- [PROBLEM TO WORK ON]:
For this exercise, restate the records word for word.

- [DATA SHOWN]:
◇ ◇ ◇

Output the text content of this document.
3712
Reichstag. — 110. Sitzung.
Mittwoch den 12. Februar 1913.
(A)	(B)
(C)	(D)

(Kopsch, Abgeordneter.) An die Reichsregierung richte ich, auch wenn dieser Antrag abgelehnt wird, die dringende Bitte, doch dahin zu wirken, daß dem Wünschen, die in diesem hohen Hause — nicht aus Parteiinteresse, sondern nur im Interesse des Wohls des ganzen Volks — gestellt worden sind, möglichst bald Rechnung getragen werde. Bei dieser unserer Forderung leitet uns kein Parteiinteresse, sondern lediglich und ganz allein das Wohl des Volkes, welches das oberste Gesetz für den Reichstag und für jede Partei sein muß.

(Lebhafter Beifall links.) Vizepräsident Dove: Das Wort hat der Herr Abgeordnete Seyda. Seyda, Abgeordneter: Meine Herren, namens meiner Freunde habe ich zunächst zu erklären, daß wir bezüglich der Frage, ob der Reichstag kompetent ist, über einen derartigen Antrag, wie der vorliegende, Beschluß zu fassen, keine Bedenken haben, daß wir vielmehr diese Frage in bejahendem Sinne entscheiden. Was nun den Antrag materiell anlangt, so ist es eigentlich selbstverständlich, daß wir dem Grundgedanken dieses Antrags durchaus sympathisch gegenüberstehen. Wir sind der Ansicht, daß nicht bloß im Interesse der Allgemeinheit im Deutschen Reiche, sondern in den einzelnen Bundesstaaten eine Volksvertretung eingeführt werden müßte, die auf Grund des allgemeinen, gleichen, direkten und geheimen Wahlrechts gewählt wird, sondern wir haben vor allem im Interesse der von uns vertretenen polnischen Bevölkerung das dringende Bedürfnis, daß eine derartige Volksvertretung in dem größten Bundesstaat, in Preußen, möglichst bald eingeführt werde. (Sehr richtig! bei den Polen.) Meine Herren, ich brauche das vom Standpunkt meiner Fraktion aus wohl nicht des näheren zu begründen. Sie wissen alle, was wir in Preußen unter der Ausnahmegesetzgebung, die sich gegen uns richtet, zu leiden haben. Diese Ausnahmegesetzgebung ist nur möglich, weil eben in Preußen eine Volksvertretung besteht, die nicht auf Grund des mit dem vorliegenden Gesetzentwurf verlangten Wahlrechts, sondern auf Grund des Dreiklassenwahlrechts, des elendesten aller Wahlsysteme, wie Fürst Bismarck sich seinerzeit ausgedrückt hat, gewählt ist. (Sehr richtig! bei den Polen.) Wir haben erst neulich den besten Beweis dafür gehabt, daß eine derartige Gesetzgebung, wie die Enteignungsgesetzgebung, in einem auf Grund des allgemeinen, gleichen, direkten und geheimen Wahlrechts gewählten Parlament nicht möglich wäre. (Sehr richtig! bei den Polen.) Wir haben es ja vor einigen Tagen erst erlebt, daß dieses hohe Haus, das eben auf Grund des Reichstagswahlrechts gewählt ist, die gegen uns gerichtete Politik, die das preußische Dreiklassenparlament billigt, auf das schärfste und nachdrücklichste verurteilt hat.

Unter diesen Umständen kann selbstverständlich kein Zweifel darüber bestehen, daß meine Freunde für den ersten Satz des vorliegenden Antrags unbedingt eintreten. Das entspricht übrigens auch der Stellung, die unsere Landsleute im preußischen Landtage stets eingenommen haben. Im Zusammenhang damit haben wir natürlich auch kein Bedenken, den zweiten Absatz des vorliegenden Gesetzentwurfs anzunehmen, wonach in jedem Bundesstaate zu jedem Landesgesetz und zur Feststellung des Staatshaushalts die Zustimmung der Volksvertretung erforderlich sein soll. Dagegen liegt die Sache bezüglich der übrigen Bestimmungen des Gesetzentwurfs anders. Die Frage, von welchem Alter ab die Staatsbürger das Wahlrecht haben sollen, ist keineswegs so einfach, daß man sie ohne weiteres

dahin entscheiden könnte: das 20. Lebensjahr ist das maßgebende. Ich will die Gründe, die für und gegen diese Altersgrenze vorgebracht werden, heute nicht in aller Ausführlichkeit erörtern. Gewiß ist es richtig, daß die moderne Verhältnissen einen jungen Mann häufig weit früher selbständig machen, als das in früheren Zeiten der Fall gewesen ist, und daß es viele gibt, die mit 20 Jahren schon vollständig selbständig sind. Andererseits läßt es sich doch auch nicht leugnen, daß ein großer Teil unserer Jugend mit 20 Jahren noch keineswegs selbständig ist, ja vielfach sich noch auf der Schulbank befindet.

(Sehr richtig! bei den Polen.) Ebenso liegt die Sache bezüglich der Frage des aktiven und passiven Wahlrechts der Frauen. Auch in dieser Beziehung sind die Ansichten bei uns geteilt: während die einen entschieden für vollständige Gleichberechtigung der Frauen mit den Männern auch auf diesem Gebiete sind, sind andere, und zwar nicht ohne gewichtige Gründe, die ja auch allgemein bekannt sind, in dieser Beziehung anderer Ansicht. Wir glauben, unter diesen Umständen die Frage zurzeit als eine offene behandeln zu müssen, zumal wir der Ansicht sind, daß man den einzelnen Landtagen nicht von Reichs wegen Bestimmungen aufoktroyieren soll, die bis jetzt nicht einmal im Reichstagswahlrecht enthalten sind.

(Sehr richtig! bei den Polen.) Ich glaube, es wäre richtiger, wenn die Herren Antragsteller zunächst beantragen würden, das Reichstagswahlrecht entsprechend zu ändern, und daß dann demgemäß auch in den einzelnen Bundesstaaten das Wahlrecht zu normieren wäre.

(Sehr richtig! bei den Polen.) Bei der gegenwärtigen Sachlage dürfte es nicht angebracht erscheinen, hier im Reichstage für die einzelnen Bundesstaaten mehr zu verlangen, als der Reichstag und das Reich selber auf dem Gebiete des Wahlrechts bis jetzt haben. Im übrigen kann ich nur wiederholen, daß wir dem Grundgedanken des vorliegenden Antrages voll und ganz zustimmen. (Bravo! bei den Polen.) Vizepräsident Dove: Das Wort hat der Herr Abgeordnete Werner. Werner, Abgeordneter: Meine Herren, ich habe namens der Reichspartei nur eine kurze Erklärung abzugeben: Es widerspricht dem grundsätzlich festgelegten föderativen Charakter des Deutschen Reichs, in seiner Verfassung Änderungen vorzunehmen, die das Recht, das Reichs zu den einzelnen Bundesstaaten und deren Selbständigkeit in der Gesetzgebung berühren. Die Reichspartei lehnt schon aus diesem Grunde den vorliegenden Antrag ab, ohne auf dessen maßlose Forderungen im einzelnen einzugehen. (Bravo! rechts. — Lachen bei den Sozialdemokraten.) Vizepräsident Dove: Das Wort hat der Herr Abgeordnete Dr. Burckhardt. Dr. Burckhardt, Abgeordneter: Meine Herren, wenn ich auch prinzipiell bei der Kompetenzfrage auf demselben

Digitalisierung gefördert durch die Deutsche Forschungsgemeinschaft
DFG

◇ ◇ ◇

- [ANSWER SECTION]:
Output the text content of this document.
3712
Reichstag. — 110. Sitzung.
Mittwoch den 12. Februar 1913.
(A)	(B)
(C)	(D)

(Kopsch, Abgeordneter.) An die Reichsregierung richte ich, auch wenn dieser Antrag abgelehnt wird, die dringende Bitte, doch dahin zu wirken, daß dem Wünschen, die in diesem hohen Hause — nicht aus Parteiinteresse, sondern nur im Interesse des Wohls des ganzen Volks — gestellt worden sind, möglichst bald Rechnung getragen werde. Bei dieser unserer Forderung leitet uns kein Parteiinteresse, sondern lediglich und ganz allein das Wohl des Volkes, welches das oberste Gesetz für den Reichstag und für jede Partei sein muß.

(Lebhafter Beifall links.) Vizepräsident Dove: Das Wort hat der Herr Abgeordnete Seyda. Seyda, Abgeordneter: Meine Herren, namens meiner Freunde habe ich zunächst zu erklären, daß wir bezüglich der Frage, ob der Reichstag kompetent ist, über einen derartigen Antrag, wie der vorliegende, Beschluß zu fassen, keine Bedenken haben, daß wir vielmehr diese Frage in bejahendem Sinne entscheiden. Was nun den Antrag materiell anlangt, so ist es eigentlich selbstverständlich, daß wir dem Grundgedanken dieses Antrags durchaus sympathisch gegenüberstehen. Wir sind der Ansicht, daß nicht bloß im Interesse der Allgemeinheit im Deutschen Reiche, sondern in den einzelnen Bundesstaaten eine Volksvertretung eingeführt werden müßte, die auf Grund des allgemeinen, gleichen, direkten und geheimen Wahlrechts gewählt wird, sondern wir haben vor allem im Interesse der von uns vertretenen polnischen Bevölkerung das dringende Bedürfnis, daß eine derartige Volksvertretung in dem größten Bundesstaat, in Preußen, möglichst bald eingeführt werde. (Sehr richtig! bei den Polen.) Meine Herren, ich brauche das vom Standpunkt meiner Fraktion aus wohl nicht des näheren zu begründen. Sie wissen alle, was wir in Preußen unter der Ausnahmegesetzgebung, die sich gegen uns richtet, zu leiden haben. Diese Ausnahmegesetzgebung ist nur möglich, weil eben in Preußen eine Volksvertretung besteht, die nicht auf Grund des mit dem vorliegenden Gesetzentwurf verlangten Wahlrechts, sondern auf Grund des Dreiklassenwahlrechts, des elendesten aller Wahlsysteme, wie Fürst Bismarck sich seinerzeit ausgedrückt hat, gewählt ist. (Sehr richtig! bei den Polen.) Wir haben erst neulich den besten Beweis dafür gehabt, daß eine derartige Gesetzgebung, wie die Enteignungsgesetzgebung, in einem auf Grund des allgemeinen, gleichen, direkten und geheimen Wahlrechts gewählten Parlament nicht möglich wäre. (Sehr richtig! bei den Polen.) Wir haben es ja vor einigen Tagen erst erlebt, daß dieses hohe Haus, das eben auf Grund des Reichstagswahlrechts gewählt ist, die gegen uns gerichtete Politik, die das preußische Dreiklassenparlament billigt, auf das schärfste und nachdrücklichste verurteilt hat.

Unter diesen Umständen kann selbstverständlich kein Zweifel darüber bestehen, daß meine Freunde für den ersten Satz des vorliegenden Antrags unbedingt eintreten. Das entspricht übrigens auch der Stellung, die unsere Landsleute im preußischen Landtage stets eingenommen haben. Im Zusammenhang damit haben wir natürlich auch kein Bedenken, den zweiten Absatz des vorliegenden Gesetzentwurfs anzunehmen, wonach in jedem Bundesstaate zu jedem Landesgesetz und zur Feststellung des Staatshaushalts die Zustimmung der Volksvertretung erforderlich sein soll. Dagegen liegt die Sache bezüglich der übrigen Bestimmungen des Gesetzentwurfs anders. Die Frage, von welchem Alter ab die Staatsbürger das Wahlrecht haben sollen, ist keineswegs so einfach, daß man sie ohne weiteres

dahin entscheiden könnte: das 20. Lebensjahr ist das maßgebende. Ich will die Gründe, die für und gegen diese Altersgrenze vorgebracht werden, heute nicht in aller Ausführlichkeit erörtern. Gewiß ist es richtig, daß die moderne Verhältnissen einen jungen Mann häufig weit früher selbständig machen, als das in früheren Zeiten der Fall gewesen ist, und daß es viele gibt, die mit 20 Jahren schon vollständig selbständig sind. Andererseits läßt es sich doch auch nicht leugnen, daß ein großer Teil unserer Jugend mit 20 Jahren noch keineswegs selbständig ist, ja vielfach sich noch auf der Schulbank befindet.

(Sehr richtig! bei den Polen.) Ebenso liegt die Sache bezüglich der Frage des aktiven und passiven Wahlrechts der Frauen. Auch in dieser Beziehung sind die Ansichten bei uns geteilt: während die einen entschieden für vollständige Gleichberechtigung der Frauen mit den Männern auch auf diesem Gebiete sind, sind andere, und zwar nicht ohne gewichtige Gründe, die ja auch allgemein bekannt sind, in dieser Beziehung anderer Ansicht. Wir glauben, unter diesen Umständen die Frage zurzeit als eine offene behandeln zu müssen, zumal wir der Ansicht sind, daß man den einzelnen Landtagen nicht von Reichs wegen Bestimmungen aufoktroyieren soll, die bis jetzt nicht einmal im Reichstagswahlrecht enthalten sind.

(Sehr richtig! bei den Polen.) Ich glaube, es wäre richtiger, wenn die Herren Antragsteller zunächst beantragen würden, das Reichstagswahlrecht entsprechend zu ändern, und daß dann demgemäß auch in den einzelnen Bundesstaaten das Wahlrecht zu normieren wäre.

(Sehr richtig! bei den Polen.) Bei der gegenwärtigen Sachlage dürfte es nicht angebracht erscheinen, hier im Reichstage für die einzelnen Bundesstaaten mehr zu verlangen, als der Reichstag und das Reich selber auf dem Gebiete des Wahlrechts bis jetzt haben. Im übrigen kann ich nur wiederholen, daß wir dem Grundgedanken des vorliegenden Antrages voll und ganz zustimmen. (Bravo! bei den Polen.) Vizepräsident Dove: Das Wort hat der Herr Abgeordnete Werner. Werner, Abgeordneter: Meine Herren, ich habe namens der Reichspartei nur eine kurze Erklärung abzugeben: Es widerspricht dem grundsätzlich festgelegten föderativen Charakter des Deutschen Reichs, in seiner Verfassung Änderungen vorzunehmen, die das Recht, das Reichs zu den einzelnen Bundesstaaten und deren Selbständigkeit in der Gesetzgebung berühren. Die Reichspartei lehnt schon aus diesem Grunde den vorliegenden Antrag ab, ohne auf dessen maßlose Forderungen im einzelnen einzugehen. (Bravo! rechts. — Lachen bei den Sozialdemokraten.) Vizepräsident Dove: Das Wort hat der Herr Abgeordnete Dr. Burckhardt. Dr. Burckhardt, Abgeordneter: Meine Herren, wenn ich auch prinzipiell bei der Kompetenzfrage auf demselben

Digitalisierung gefördert durch die Deutsche Forschungsgemeinschaft
DFG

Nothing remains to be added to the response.